§ **Your task**:
Below are records to be output exactly, every one of them.
-------------------------
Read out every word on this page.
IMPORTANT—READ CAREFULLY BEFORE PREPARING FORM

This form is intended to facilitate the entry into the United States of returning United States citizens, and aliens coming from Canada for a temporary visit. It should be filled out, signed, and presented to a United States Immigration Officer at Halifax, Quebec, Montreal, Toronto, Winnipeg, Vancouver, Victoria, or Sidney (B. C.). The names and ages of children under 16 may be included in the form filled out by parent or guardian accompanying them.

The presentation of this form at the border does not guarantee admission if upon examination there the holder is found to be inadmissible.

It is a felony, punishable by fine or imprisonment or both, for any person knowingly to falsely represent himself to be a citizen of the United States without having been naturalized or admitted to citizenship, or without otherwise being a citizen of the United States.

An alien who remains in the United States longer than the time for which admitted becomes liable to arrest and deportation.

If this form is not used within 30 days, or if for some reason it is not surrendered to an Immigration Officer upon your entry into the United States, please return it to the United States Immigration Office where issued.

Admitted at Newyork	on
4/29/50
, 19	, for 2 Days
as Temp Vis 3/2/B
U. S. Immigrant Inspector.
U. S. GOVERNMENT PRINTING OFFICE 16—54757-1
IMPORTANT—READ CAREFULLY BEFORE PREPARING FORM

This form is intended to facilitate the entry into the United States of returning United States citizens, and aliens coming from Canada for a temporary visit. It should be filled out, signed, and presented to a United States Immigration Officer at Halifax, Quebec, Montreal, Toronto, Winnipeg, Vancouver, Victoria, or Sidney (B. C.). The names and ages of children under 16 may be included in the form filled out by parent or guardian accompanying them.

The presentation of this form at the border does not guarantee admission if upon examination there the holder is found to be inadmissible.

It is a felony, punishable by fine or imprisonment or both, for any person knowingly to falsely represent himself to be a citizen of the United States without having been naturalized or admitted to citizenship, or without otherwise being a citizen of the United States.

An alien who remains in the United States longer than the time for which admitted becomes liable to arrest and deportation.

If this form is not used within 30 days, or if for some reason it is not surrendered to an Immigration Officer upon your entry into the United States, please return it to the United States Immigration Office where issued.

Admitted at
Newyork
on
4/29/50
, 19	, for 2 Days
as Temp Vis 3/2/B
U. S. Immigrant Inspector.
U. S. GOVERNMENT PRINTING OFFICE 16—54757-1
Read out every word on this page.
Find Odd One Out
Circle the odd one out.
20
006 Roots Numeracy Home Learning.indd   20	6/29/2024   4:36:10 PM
-------------------------
§ **Response below**:
Read out every word on this page.
IMPORTANT—READ CAREFULLY BEFORE PREPARING FORM

This form is intended to facilitate the entry into the United States of returning United States citizens, and aliens coming from Canada for a temporary visit. It should be filled out, signed, and presented to a United States Immigration Officer at Halifax, Quebec, Montreal, Toronto, Winnipeg, Vancouver, Victoria, or Sidney (B. C.). The names and ages of children under 16 may be included in the form filled out by parent or guardian accompanying them.

The presentation of this form at the border does not guarantee admission if upon examination there the holder is found to be inadmissible.

It is a felony, punishable by fine or imprisonment or both, for any person knowingly to falsely represent himself to be a citizen of the United States without having been naturalized or admitted to citizenship, or without otherwise being a citizen of the United States.

An alien who remains in the United States longer than the time for which admitted becomes liable to arrest and deportation.

If this form is not used within 30 days, or if for some reason it is not surrendered to an Immigration Officer upon your entry into the United States, please return it to the United States Immigration Office where issued.

Admitted at Newyork	on
4/29/50
, 19	, for 2 Days
as Temp Vis 3/2/B
U. S. Immigrant Inspector.
U. S. GOVERNMENT PRINTING OFFICE 16—54757-1
IMPORTANT—READ CAREFULLY BEFORE PREPARING FORM

This form is intended to facilitate the entry into the United States of returning United States citizens, and aliens coming from Canada for a temporary visit. It should be filled out, signed, and presented to a United States Immigration Officer at Halifax, Quebec, Montreal, Toronto, Winnipeg, Vancouver, Victoria, or Sidney (B. C.). The names and ages of children under 16 may be included in the form filled out by parent or guardian accompanying them.

The presentation of this form at the border does not guarantee admission if upon examination there the holder is found to be inadmissible.

It is a felony, punishable by fine or imprisonment or both, for any person knowingly to falsely represent himself to be a citizen of the United States without having been naturalized or admitted to citizenship, or without otherwise being a citizen of the United States.

An alien who remains in the United States longer than the time for which admitted becomes liable to arrest and deportation.

If this form is not used within 30 days, or if for some reason it is not surrendered to an Immigration Officer upon your entry into the United States, please return it to the United States Immigration Office where issued.

Admitted at
Newyork
on
4/29/50
, 19	, for 2 Days
as Temp Vis 3/2/B
U. S. Immigrant Inspector.
U. S. GOVERNMENT PRINTING OFFICE 16—54757-1
Read out every word on this page.
Find Odd One Out
Circle the odd one out.
20
006 Roots Numeracy Home Learning.indd   20	6/29/2024   4:36:10 PM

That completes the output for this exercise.